Extracted entries:
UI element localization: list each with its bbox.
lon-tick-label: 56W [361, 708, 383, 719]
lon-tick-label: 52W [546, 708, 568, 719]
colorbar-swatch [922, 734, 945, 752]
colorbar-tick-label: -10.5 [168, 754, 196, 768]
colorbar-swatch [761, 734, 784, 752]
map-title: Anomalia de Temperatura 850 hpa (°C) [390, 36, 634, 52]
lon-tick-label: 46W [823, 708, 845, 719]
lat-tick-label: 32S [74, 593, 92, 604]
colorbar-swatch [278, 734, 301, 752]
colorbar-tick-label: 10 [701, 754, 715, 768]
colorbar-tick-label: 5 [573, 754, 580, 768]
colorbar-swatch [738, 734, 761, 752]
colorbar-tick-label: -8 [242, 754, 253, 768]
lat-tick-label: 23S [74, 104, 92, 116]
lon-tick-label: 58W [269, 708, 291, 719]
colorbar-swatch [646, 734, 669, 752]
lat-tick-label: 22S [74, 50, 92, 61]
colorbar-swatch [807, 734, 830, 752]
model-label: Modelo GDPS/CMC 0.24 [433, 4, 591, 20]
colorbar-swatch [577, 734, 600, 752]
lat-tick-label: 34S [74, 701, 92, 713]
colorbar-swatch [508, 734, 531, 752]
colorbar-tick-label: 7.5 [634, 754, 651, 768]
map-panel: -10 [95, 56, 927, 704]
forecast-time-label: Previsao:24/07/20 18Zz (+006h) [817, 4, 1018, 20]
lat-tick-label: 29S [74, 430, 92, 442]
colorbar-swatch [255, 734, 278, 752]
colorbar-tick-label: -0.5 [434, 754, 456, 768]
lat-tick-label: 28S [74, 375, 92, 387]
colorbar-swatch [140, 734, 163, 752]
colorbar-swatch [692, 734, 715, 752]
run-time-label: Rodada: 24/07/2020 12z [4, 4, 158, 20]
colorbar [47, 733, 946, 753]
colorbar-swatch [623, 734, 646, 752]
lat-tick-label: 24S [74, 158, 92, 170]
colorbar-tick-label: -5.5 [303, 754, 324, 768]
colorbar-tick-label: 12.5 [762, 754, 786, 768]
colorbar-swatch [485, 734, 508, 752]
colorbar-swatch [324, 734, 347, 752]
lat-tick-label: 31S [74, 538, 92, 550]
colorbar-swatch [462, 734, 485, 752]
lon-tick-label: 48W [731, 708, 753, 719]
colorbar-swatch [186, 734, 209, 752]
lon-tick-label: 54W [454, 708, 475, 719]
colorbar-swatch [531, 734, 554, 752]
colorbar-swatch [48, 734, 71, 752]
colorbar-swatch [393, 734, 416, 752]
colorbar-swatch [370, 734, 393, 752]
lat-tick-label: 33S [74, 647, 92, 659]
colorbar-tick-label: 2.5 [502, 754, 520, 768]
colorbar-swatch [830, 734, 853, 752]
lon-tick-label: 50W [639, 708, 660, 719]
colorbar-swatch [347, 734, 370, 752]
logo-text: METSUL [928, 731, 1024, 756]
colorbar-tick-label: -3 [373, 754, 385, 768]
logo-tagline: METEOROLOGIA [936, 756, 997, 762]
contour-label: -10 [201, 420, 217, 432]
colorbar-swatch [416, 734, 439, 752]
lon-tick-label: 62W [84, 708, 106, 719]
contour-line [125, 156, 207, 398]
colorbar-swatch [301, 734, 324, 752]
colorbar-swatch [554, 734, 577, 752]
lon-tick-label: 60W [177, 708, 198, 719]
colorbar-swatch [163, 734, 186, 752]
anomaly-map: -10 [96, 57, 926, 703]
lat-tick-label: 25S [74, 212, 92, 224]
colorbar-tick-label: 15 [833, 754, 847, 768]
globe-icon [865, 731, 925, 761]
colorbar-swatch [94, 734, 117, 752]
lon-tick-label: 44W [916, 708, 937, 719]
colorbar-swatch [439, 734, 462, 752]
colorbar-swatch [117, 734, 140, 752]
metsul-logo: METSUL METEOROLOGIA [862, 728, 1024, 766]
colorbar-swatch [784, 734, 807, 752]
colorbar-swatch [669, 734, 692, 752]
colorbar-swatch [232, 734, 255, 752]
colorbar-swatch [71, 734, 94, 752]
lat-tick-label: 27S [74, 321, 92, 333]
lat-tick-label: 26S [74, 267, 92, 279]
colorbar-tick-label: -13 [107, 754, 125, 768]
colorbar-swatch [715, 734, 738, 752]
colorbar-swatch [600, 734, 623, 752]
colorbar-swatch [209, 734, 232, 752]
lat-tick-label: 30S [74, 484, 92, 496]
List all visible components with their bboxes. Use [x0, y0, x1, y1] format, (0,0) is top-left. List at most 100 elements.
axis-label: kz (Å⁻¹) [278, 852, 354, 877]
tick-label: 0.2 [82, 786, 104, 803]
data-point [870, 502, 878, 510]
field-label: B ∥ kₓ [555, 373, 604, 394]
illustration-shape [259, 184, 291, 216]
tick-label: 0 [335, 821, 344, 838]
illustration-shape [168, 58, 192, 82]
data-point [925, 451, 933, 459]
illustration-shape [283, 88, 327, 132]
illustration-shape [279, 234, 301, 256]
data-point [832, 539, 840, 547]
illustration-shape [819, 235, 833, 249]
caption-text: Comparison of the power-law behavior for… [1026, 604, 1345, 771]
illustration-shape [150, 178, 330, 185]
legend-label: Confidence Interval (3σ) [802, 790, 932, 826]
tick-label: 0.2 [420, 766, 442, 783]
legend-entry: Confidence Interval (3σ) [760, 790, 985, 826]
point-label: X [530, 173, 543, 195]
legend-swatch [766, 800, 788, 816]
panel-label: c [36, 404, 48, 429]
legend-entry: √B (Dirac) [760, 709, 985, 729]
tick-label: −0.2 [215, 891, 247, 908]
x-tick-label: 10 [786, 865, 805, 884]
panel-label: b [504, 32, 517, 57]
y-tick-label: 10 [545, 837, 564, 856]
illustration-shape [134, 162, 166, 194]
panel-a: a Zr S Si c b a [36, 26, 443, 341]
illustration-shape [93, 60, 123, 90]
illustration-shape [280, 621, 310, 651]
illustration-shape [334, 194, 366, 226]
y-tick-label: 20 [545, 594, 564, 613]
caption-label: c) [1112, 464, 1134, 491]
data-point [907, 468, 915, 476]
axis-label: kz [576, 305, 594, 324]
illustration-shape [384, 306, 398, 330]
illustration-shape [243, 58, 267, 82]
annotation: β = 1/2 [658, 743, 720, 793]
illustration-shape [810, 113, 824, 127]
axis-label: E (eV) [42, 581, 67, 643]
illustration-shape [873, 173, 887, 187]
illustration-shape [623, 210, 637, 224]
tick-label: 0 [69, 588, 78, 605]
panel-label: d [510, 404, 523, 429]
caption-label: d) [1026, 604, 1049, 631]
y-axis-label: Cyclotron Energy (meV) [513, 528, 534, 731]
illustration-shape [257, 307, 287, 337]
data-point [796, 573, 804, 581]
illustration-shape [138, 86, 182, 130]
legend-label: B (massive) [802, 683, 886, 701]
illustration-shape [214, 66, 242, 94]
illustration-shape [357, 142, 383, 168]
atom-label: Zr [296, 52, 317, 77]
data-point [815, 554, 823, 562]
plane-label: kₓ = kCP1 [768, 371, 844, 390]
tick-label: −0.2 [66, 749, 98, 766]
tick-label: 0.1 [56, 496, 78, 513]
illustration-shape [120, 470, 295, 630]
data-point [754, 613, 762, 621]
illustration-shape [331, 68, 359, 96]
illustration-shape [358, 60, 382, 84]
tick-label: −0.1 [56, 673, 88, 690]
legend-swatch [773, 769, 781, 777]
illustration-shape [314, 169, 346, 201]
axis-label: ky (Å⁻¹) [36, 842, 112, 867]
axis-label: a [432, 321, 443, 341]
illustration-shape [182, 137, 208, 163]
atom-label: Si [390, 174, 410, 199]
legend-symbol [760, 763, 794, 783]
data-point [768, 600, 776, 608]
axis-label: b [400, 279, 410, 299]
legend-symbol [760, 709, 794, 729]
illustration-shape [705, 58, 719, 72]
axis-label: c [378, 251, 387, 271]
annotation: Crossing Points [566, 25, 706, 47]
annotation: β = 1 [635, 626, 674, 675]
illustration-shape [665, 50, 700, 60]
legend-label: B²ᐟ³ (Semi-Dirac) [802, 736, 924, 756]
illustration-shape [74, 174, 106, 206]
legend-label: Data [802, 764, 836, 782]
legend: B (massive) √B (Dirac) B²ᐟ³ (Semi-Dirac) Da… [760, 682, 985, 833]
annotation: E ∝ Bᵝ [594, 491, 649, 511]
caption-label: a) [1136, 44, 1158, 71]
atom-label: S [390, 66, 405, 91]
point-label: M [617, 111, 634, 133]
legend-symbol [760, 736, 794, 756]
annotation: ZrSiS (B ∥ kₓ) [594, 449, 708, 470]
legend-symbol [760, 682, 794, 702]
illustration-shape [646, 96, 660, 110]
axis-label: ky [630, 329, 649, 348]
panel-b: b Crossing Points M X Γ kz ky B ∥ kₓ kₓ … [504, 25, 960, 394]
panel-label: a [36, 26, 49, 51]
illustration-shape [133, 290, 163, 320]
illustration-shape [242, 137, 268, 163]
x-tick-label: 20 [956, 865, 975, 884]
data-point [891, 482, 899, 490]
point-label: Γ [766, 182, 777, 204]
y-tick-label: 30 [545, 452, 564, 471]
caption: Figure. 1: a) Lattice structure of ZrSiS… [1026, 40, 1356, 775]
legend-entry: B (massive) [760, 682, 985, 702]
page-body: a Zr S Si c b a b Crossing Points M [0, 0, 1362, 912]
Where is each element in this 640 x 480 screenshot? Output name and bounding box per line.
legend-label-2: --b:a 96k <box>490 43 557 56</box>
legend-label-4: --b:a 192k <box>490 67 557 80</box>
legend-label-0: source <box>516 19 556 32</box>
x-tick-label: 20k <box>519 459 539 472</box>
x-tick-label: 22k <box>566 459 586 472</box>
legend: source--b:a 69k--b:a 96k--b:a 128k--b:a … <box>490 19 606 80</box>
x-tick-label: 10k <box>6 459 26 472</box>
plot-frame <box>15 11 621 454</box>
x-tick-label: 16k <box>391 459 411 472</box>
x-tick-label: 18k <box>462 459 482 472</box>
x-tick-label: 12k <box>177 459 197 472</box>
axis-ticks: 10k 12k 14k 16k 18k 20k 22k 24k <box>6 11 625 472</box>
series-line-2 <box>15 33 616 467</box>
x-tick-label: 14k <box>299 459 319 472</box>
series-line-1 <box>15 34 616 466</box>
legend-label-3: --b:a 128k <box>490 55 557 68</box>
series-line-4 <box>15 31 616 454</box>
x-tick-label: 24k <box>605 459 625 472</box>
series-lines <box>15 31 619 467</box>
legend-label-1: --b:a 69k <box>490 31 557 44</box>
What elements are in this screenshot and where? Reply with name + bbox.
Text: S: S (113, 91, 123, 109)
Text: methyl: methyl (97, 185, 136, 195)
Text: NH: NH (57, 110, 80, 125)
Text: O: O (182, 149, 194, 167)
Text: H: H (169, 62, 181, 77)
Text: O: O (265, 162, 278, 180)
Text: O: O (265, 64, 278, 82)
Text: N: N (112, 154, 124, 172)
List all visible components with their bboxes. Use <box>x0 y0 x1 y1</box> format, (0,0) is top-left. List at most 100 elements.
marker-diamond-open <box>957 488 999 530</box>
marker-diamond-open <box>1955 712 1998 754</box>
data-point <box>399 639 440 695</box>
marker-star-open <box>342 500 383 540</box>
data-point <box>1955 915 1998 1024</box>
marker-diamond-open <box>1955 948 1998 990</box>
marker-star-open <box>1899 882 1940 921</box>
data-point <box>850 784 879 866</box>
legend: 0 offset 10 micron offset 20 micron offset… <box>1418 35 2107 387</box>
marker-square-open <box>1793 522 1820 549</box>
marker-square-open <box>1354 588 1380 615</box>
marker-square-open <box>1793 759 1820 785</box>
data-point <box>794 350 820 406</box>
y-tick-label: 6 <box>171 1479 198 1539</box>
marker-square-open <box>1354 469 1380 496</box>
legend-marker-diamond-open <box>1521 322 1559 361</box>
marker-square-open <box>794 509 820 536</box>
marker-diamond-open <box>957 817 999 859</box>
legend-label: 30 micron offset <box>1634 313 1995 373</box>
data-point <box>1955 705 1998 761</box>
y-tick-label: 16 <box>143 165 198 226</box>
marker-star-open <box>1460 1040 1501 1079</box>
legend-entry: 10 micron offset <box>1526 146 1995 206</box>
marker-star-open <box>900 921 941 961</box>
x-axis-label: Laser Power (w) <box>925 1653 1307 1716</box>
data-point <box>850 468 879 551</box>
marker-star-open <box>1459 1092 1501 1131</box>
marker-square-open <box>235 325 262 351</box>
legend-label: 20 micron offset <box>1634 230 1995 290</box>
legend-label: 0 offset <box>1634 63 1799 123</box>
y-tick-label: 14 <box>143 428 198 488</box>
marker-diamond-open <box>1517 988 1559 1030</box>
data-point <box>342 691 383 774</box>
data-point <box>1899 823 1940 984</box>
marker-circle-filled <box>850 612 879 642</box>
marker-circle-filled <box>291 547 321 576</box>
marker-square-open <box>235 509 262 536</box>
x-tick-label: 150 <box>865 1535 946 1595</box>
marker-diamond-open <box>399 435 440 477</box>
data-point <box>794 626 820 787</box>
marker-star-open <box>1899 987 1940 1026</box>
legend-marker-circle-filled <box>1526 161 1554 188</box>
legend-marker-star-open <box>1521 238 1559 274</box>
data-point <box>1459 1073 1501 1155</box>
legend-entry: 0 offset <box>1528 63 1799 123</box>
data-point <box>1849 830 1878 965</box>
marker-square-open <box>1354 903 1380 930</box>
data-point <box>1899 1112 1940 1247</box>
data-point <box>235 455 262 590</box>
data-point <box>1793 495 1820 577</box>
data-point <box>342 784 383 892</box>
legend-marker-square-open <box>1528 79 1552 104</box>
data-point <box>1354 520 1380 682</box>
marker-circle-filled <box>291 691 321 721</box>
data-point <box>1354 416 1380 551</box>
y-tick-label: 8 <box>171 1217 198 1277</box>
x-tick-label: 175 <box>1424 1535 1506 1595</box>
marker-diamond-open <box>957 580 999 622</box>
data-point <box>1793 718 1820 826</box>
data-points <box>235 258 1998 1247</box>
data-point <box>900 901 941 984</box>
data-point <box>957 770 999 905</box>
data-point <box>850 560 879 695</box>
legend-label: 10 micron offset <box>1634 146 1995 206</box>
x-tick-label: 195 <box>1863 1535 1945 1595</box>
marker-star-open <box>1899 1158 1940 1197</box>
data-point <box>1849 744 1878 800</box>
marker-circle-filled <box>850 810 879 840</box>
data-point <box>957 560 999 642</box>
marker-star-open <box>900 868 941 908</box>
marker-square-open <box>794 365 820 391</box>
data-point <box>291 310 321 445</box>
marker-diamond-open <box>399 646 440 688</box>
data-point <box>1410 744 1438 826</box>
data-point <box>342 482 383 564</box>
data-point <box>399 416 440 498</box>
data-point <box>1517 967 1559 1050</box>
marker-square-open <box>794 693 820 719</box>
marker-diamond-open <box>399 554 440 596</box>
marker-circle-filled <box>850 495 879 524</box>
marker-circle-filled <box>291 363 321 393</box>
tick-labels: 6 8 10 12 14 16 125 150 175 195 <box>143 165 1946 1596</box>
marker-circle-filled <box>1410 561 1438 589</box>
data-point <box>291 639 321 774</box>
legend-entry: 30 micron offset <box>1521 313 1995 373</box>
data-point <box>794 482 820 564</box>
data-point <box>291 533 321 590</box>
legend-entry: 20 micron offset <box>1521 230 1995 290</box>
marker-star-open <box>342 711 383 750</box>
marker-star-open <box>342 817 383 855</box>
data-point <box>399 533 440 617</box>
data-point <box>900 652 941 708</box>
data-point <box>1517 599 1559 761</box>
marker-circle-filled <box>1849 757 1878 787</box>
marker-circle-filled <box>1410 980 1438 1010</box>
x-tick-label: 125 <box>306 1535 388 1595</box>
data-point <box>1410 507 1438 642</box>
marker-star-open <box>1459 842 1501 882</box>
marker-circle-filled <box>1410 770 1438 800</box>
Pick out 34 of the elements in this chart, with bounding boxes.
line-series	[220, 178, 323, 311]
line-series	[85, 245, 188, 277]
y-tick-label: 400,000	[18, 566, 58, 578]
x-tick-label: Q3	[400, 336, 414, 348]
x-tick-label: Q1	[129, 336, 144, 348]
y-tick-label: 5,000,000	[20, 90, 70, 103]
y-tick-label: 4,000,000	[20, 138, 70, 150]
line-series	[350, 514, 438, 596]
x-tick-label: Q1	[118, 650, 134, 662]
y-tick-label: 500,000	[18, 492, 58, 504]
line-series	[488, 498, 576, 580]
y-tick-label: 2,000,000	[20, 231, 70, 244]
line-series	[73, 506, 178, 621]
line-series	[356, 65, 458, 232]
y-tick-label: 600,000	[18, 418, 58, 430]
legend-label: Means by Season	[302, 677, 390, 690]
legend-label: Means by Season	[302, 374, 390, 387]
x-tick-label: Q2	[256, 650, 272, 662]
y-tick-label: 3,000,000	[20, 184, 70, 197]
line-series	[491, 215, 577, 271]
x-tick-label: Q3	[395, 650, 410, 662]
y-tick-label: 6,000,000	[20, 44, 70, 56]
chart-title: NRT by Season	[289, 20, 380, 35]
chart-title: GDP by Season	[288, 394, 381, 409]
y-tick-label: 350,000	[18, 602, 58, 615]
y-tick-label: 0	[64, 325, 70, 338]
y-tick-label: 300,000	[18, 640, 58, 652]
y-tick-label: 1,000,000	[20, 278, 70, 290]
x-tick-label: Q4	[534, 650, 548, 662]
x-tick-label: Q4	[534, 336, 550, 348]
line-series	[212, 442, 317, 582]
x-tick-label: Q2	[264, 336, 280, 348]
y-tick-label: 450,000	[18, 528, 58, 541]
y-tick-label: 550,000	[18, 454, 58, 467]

Given request: Reproduce word for word every line of the material from its first line through the line that contains "lat-tick-label: 29S [74, 430, 92, 442]", with both ends included.

Reply to the task:
UI element localization: list each with its bbox.
lon-tick-label: 56W [361, 708, 383, 719]
lon-tick-label: 52W [546, 708, 568, 719]
colorbar-swatch [922, 734, 945, 752]
colorbar-tick-label: -10.5 [168, 754, 196, 768]
colorbar-swatch [761, 734, 784, 752]
map-title: Anomalia de Temperatura 850 hpa (°C) [390, 36, 634, 52]
lon-tick-label: 46W [823, 708, 845, 719]
lat-tick-label: 32S [74, 593, 92, 604]
colorbar-swatch [278, 734, 301, 752]
colorbar-tick-label: 10 [701, 754, 715, 768]
colorbar-tick-label: 5 [573, 754, 580, 768]
colorbar-swatch [738, 734, 761, 752]
colorbar-tick-label: -8 [242, 754, 253, 768]
lat-tick-label: 23S [74, 104, 92, 116]
lon-tick-label: 58W [269, 708, 291, 719]
colorbar-swatch [646, 734, 669, 752]
lat-tick-label: 22S [74, 50, 92, 61]
colorbar-swatch [807, 734, 830, 752]
model-label: Modelo GDPS/CMC 0.24 [433, 4, 591, 20]
colorbar-swatch [577, 734, 600, 752]
lat-tick-label: 34S [74, 701, 92, 713]
colorbar-swatch [508, 734, 531, 752]
colorbar-tick-label: 7.5 [634, 754, 651, 768]
map-panel: -10 [95, 56, 927, 704]
forecast-time-label: Previsao:24/07/20 18Zz (+006h) [817, 4, 1018, 20]
lat-tick-label: 29S [74, 430, 92, 442]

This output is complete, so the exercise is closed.